■ Given request
Copy each line below without leaving any out.

Records from a dataset

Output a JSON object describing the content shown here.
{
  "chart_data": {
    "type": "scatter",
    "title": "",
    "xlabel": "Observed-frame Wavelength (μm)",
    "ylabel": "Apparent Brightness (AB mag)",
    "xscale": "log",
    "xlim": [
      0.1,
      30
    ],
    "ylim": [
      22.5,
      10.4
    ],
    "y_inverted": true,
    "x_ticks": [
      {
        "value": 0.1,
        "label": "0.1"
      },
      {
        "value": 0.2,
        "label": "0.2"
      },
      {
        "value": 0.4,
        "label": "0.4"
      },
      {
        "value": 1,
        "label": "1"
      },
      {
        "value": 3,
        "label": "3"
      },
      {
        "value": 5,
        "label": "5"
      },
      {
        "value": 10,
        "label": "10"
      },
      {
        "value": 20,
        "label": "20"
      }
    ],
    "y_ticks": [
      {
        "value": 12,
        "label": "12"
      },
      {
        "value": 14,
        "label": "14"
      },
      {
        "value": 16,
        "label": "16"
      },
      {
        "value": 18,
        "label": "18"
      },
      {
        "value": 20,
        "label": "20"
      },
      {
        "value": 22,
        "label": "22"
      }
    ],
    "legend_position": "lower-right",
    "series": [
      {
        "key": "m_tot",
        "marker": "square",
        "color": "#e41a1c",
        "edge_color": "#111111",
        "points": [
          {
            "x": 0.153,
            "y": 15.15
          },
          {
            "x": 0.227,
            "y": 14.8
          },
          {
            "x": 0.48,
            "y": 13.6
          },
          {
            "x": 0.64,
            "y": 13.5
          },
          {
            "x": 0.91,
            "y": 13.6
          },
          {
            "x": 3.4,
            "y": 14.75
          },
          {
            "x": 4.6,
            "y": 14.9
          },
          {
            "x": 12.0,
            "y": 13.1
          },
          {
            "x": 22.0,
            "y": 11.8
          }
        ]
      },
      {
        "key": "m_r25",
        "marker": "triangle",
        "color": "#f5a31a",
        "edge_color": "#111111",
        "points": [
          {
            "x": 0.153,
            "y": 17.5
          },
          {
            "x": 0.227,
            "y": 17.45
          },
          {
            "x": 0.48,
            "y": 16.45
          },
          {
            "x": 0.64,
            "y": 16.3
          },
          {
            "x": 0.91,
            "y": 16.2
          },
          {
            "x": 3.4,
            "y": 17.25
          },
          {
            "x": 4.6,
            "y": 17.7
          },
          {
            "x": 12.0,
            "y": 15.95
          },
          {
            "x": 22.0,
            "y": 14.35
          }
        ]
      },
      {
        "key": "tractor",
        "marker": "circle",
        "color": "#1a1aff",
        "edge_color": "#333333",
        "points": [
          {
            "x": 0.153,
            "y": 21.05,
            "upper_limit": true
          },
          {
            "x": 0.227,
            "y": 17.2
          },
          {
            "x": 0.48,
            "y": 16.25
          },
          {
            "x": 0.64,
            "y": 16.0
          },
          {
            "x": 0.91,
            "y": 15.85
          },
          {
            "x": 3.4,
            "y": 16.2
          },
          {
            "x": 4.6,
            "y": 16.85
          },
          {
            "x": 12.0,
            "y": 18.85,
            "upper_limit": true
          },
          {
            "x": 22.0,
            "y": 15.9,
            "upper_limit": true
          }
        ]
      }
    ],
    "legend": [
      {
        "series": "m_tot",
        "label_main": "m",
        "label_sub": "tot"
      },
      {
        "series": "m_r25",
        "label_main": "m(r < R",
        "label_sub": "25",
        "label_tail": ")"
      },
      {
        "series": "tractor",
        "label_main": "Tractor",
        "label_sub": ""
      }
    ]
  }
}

■ Output of the task
Output a JSON object describing the content shown here.
{
  "chart_data": {
    "type": "scatter",
    "title": "",
    "xlabel": "Observed-frame Wavelength (μm)",
    "ylabel": "Apparent Brightness (AB mag)",
    "xscale": "log",
    "xlim": [
      0.1,
      30
    ],
    "ylim": [
      22.5,
      10.4
    ],
    "y_inverted": true,
    "x_ticks": [
      {
        "value": 0.1,
        "label": "0.1"
      },
      {
        "value": 0.2,
        "label": "0.2"
      },
      {
        "value": 0.4,
        "label": "0.4"
      },
      {
        "value": 1,
        "label": "1"
      },
      {
        "value": 3,
        "label": "3"
      },
      {
        "value": 5,
        "label": "5"
      },
      {
        "value": 10,
        "label": "10"
      },
      {
        "value": 20,
        "label": "20"
      }
    ],
    "y_ticks": [
      {
        "value": 12,
        "label": "12"
      },
      {
        "value": 14,
        "label": "14"
      },
      {
        "value": 16,
        "label": "16"
      },
      {
        "value": 18,
        "label": "18"
      },
      {
        "value": 20,
        "label": "20"
      },
      {
        "value": 22,
        "label": "22"
      }
    ],
    "legend_position": "lower-right",
    "series": [
      {
        "key": "m_tot",
        "marker": "square",
        "color": "#e41a1c",
        "edge_color": "#111111",
        "points": [
          {
            "x": 0.153,
            "y": 15.15
          },
          {
            "x": 0.227,
            "y": 14.8
          },
          {
            "x": 0.48,
            "y": 13.6
          },
          {
            "x": 0.64,
            "y": 13.5
          },
          {
            "x": 0.91,
            "y": 13.6
          },
          {
            "x": 3.4,
            "y": 14.75
          },
          {
            "x": 4.6,
            "y": 14.9
          },
          {
            "x": 12.0,
            "y": 13.1
          },
          {
            "x": 22.0,
            "y": 11.8
          }
        ]
      },
      {
        "key": "m_r25",
        "marker": "triangle",
        "color": "#f5a31a",
        "edge_color": "#111111",
        "points": [
          {
            "x": 0.153,
            "y": 17.5
          },
          {
            "x": 0.227,
            "y": 17.45
          },
          {
            "x": 0.48,
            "y": 16.45
          },
          {
            "x": 0.64,
            "y": 16.3
          },
          {
            "x": 0.91,
            "y": 16.2
          },
          {
            "x": 3.4,
            "y": 17.25
          },
          {
            "x": 4.6,
            "y": 17.7
          },
          {
            "x": 12.0,
            "y": 15.95
          },
          {
            "x": 22.0,
            "y": 14.35
          }
        ]
      },
      {
        "key": "tractor",
        "marker": "circle",
        "color": "#1a1aff",
        "edge_color": "#333333",
        "points": [
          {
            "x": 0.153,
            "y": 21.05,
            "upper_limit": true
          },
          {
            "x": 0.227,
            "y": 17.2
          },
          {
            "x": 0.48,
            "y": 16.25
          },
          {
            "x": 0.64,
            "y": 16.0
          },
          {
            "x": 0.91,
            "y": 15.85
          },
          {
            "x": 3.4,
            "y": 16.2
          },
          {
            "x": 4.6,
            "y": 16.85
          },
          {
            "x": 12.0,
            "y": 18.85,
            "upper_limit": true
          },
          {
            "x": 22.0,
            "y": 15.9,
            "upper_limit": true
          }
        ]
      }
    ],
    "legend": [
      {
        "series": "m_tot",
        "label_main": "m",
        "label_sub": "tot"
      },
      {
        "series": "m_r25",
        "label_main": "m(r < R",
        "label_sub": "25",
        "label_tail": ")"
      },
      {
        "series": "tractor",
        "label_main": "Tractor",
        "label_sub": ""
      }
    ]
  }
}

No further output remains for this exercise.